[GIVEN INSTRUCTION]: Express every item below as a JSON list of strings, with one string for each line. Leave out blank lines.

━━━ RECORDS TO PROCESS ━━━

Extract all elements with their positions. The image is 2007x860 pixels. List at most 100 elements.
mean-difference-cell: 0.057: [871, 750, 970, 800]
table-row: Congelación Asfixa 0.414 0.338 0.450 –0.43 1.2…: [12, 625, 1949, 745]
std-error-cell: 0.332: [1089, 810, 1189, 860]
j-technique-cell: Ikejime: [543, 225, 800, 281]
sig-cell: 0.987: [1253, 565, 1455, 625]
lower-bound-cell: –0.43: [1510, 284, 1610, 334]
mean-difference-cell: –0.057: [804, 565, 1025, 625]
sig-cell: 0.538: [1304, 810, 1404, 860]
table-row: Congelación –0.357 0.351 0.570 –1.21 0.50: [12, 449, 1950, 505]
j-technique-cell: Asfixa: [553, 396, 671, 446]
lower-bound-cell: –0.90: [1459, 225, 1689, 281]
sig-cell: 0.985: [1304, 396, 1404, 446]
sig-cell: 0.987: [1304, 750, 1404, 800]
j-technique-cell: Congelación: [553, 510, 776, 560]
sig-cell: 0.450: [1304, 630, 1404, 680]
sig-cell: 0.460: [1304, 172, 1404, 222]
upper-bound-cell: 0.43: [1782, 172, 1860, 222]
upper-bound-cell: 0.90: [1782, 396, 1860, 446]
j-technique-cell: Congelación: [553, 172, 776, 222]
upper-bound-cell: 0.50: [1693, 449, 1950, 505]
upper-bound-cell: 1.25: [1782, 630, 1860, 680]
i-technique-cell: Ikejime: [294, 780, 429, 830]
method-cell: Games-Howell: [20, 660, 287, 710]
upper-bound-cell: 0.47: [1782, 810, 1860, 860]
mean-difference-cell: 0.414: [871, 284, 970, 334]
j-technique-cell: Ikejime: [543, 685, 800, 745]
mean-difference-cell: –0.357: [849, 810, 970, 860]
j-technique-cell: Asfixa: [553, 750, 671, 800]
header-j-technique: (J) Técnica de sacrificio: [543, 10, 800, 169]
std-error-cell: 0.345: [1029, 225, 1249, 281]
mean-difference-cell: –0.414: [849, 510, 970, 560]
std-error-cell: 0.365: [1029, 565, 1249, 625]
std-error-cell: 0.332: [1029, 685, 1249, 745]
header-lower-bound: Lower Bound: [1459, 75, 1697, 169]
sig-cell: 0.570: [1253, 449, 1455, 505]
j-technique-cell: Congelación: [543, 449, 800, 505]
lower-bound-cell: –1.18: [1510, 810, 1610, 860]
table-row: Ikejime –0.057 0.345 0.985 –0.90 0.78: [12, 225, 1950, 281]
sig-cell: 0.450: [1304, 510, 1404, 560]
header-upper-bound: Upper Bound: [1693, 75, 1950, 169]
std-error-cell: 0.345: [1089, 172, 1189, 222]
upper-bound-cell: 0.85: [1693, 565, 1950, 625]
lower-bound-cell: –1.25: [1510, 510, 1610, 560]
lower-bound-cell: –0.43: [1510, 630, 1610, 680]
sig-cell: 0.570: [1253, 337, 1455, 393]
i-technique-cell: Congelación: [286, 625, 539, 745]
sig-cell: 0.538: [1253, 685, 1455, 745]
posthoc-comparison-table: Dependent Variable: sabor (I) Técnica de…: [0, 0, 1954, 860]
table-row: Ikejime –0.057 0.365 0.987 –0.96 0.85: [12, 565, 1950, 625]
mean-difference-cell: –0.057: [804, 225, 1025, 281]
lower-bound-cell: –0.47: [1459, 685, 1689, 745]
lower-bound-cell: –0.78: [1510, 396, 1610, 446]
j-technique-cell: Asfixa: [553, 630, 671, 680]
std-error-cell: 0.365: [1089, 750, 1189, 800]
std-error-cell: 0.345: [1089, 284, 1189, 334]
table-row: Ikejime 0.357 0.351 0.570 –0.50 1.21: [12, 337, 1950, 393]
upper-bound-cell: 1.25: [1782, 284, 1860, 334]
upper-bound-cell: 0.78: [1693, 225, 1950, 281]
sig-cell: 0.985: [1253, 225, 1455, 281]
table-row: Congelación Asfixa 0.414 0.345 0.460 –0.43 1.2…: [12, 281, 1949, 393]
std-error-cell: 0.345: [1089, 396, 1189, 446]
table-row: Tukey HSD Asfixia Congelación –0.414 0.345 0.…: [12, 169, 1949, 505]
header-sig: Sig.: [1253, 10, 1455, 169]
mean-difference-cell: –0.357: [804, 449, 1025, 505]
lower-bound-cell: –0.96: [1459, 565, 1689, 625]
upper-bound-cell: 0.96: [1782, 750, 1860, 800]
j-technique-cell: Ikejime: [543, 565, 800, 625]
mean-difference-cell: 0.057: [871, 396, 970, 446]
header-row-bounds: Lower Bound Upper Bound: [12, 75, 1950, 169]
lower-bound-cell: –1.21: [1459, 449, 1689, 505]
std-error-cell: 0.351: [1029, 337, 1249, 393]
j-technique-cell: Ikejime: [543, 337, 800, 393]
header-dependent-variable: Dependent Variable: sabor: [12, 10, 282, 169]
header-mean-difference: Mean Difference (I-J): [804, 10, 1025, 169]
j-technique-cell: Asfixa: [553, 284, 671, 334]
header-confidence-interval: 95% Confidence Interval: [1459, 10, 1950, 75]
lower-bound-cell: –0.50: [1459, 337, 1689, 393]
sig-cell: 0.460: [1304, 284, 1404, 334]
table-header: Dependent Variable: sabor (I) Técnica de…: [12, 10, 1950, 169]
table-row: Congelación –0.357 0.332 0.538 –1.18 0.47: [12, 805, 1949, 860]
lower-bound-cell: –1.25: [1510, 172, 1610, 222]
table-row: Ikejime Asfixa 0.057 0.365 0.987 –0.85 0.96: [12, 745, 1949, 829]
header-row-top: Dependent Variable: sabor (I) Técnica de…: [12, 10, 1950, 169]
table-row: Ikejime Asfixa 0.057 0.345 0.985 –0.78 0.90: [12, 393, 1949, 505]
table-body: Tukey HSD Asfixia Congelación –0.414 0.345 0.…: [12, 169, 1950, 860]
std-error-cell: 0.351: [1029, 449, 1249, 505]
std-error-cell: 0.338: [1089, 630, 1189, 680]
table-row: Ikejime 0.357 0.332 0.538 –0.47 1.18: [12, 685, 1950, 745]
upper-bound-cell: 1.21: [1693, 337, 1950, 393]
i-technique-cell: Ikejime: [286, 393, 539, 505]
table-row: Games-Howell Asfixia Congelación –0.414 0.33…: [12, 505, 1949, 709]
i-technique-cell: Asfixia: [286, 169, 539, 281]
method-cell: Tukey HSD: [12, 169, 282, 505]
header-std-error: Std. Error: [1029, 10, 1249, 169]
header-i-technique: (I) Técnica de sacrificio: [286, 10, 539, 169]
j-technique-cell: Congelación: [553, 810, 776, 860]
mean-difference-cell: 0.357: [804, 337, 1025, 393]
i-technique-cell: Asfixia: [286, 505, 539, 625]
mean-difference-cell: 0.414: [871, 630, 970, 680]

━━━

[REPLY TO THE TASK]:
[
  "Extract all elements with their positions. The image is 2007x860 pixels. List at most 100 elements.",
  "mean-difference-cell: 0.057: [871, 750, 970, 800]",
  "table-row: Congelación Asfixa 0.414 0.338 0.450 –0.43 1.2…: [12, 625, 1949, 745]",
  "std-error-cell: 0.332: [1089, 810, 1189, 860]",
  "j-technique-cell: Ikejime: [543, 225, 800, 281]",
  "sig-cell: 0.987: [1253, 565, 1455, 625]",
  "lower-bound-cell: –0.43: [1510, 284, 1610, 334]",
  "mean-difference-cell: –0.057: [804, 565, 1025, 625]",
  "sig-cell: 0.538: [1304, 810, 1404, 860]",
  "table-row: Congelación –0.357 0.351 0.570 –1.21 0.50: [12, 449, 1950, 505]",
  "j-technique-cell: Asfixa: [553, 396, 671, 446]",
  "lower-bound-cell: –0.90: [1459, 225, 1689, 281]",
  "sig-cell: 0.985: [1304, 396, 1404, 446]",
  "sig-cell: 0.987: [1304, 750, 1404, 800]",
  "j-technique-cell: Congelación: [553, 510, 776, 560]",
  "sig-cell: 0.450: [1304, 630, 1404, 680]",
  "sig-cell: 0.460: [1304, 172, 1404, 222]",
  "upper-bound-cell: 0.43: [1782, 172, 1860, 222]",
  "upper-bound-cell: 0.90: [1782, 396, 1860, 446]",
  "j-technique-cell: Congelación: [553, 172, 776, 222]",
  "upper-bound-cell: 0.50: [1693, 449, 1950, 505]",
  "upper-bound-cell: 1.25: [1782, 630, 1860, 680]",
  "i-technique-cell: Ikejime: [294, 780, 429, 830]",
  "method-cell: Games-Howell: [20, 660, 287, 710]",
  "upper-bound-cell: 0.47: [1782, 810, 1860, 860]",
  "mean-difference-cell: 0.414: [871, 284, 970, 334]",
  "j-technique-cell: Ikejime: [543, 685, 800, 745]",
  "mean-difference-cell: –0.357: [849, 810, 970, 860]",
  "j-technique-cell: Asfixa: [553, 750, 671, 800]",
  "header-j-technique: (J) Técnica de sacrificio: [543, 10, 800, 169]",
  "std-error-cell: 0.345: [1029, 225, 1249, 281]",
  "mean-difference-cell: –0.414: [849, 510, 970, 560]",
  "std-error-cell: 0.365: [1029, 565, 1249, 625]",
  "std-error-cell: 0.332: [1029, 685, 1249, 745]",
  "header-lower-bound: Lower Bound: [1459, 75, 1697, 169]",
  "sig-cell: 0.570: [1253, 449, 1455, 505]",
  "j-technique-cell: Congelación: [543, 449, 800, 505]",
  "lower-bound-cell: –1.18: [1510, 810, 1610, 860]",
  "table-row: Ikejime –0.057 0.345 0.985 –0.90 0.78: [12, 225, 1950, 281]",
  "sig-cell: 0.450: [1304, 510, 1404, 560]",
  "header-upper-bound: Upper Bound: [1693, 75, 1950, 169]",
  "std-error-cell: 0.345: [1089, 172, 1189, 222]",
  "upper-bound-cell: 0.85: [1693, 565, 1950, 625]",
  "lower-bound-cell: –1.25: [1510, 510, 1610, 560]",
  "lower-bound-cell: –0.43: [1510, 630, 1610, 680]",
  "sig-cell: 0.570: [1253, 337, 1455, 393]",
  "i-technique-cell: Congelación: [286, 625, 539, 745]",
  "sig-cell: 0.538: [1253, 685, 1455, 745]",
  "posthoc-comparison-table: Dependent Variable: sabor (I) Técnica de…: [0, 0, 1954, 860]",
  "table-row: Ikejime –0.057 0.365 0.987 –0.96 0.85: [12, 565, 1950, 625]",
  "mean-difference-cell: –0.057: [804, 225, 1025, 281]",
  "lower-bound-cell: –0.47: [1459, 685, 1689, 745]",
  "lower-bound-cell: –0.78: [1510, 396, 1610, 446]",
  "j-technique-cell: Asfixa: [553, 630, 671, 680]",
  "std-error-cell: 0.365: [1089, 750, 1189, 800]",
  "std-error-cell: 0.345: [1089, 284, 1189, 334]",
  "table-row: Ikejime 0.357 0.351 0.570 –0.50 1.21: [12, 337, 1950, 393]",
  "upper-bound-cell: 1.25: [1782, 284, 1860, 334]",
  "upper-bound-cell: 0.78: [1693, 225, 1950, 281]",
  "sig-cell: 0.985: [1253, 225, 1455, 281]",
  "table-row: Congelación Asfixa 0.414 0.345 0.460 –0.43 1.2…: [12, 281, 1949, 393]",
  "std-error-cell: 0.345: [1089, 396, 1189, 446]",
  "table-row: Tukey HSD Asfixia Congelación –0.414 0.345 0.…: [12, 169, 1949, 505]",
  "header-sig: Sig.: [1253, 10, 1455, 169]",
  "mean-difference-cell: –0.357: [804, 449, 1025, 505]",
  "lower-bound-cell: –0.96: [1459, 565, 1689, 625]",
  "upper-bound-cell: 0.96: [1782, 750, 1860, 800]",
  "j-technique-cell: Ikejime: [543, 565, 800, 625]",
  "mean-difference-cell: 0.057: [871, 396, 970, 446]",
  "header-row-bounds: Lower Bound Upper Bound: [12, 75, 1950, 169]",
  "lower-bound-cell: –1.21: [1459, 449, 1689, 505]",
  "std-error-cell: 0.351: [1029, 337, 1249, 393]",
  "j-technique-cell: Ikejime: [543, 337, 800, 393]",
  "header-dependent-variable: Dependent Variable: sabor: [12, 10, 282, 169]",
  "header-mean-difference: Mean Difference (I-J): [804, 10, 1025, 169]",
  "j-technique-cell: Asfixa: [553, 284, 671, 334]",
  "header-confidence-interval: 95% Confidence Interval: [1459, 10, 1950, 75]",
  "lower-bound-cell: –0.50: [1459, 337, 1689, 393]",
  "sig-cell: 0.460: [1304, 284, 1404, 334]",
  "table-header: Dependent Variable: sabor (I) Técnica de…: [12, 10, 1950, 169]",
  "table-row: Congelación –0.357 0.332 0.538 –1.18 0.47: [12, 805, 1949, 860]",
  "lower-bound-cell: –1.25: [1510, 172, 1610, 222]",
  "table-row: Ikejime Asfixa 0.057 0.365 0.987 –0.85 0.96: [12, 745, 1949, 829]",
  "header-row-top: Dependent Variable: sabor (I) Técnica de…: [12, 10, 1950, 169]",
  "table-row: Ikejime Asfixa 0.057 0.345 0.985 –0.78 0.90: [12, 393, 1949, 505]",
  "table-body: Tukey HSD Asfixia Congelación –0.414 0.345 0.…: [12, 169, 1950, 860]",
  "std-error-cell: 0.351: [1029, 449, 1249, 505]",
  "std-error-cell: 0.338: [1089, 630, 1189, 680]",
  "table-row: Ikejime 0.357 0.332 0.538 –0.47 1.18: [12, 685, 1950, 745]",
  "upper-bound-cell: 1.21: [1693, 337, 1950, 393]",
  "i-technique-cell: Ikejime: [286, 393, 539, 505]",
  "table-row: Games-Howell Asfixia Congelación –0.414 0.33…: [12, 505, 1949, 709]",
  "i-technique-cell: Asfixia: [286, 169, 539, 281]",
  "method-cell: Tukey HSD: [12, 169, 282, 505]",
  "header-std-error: Std. Error: [1029, 10, 1249, 169]",
  "header-i-technique: (I) Técnica de sacrificio: [286, 10, 539, 169]",
  "j-technique-cell: Congelación: [553, 810, 776, 860]",
  "mean-difference-cell: 0.357: [804, 337, 1025, 393]",
  "i-technique-cell: Asfixia: [286, 505, 539, 625]",
  "mean-difference-cell: 0.414: [871, 630, 970, 680]"
]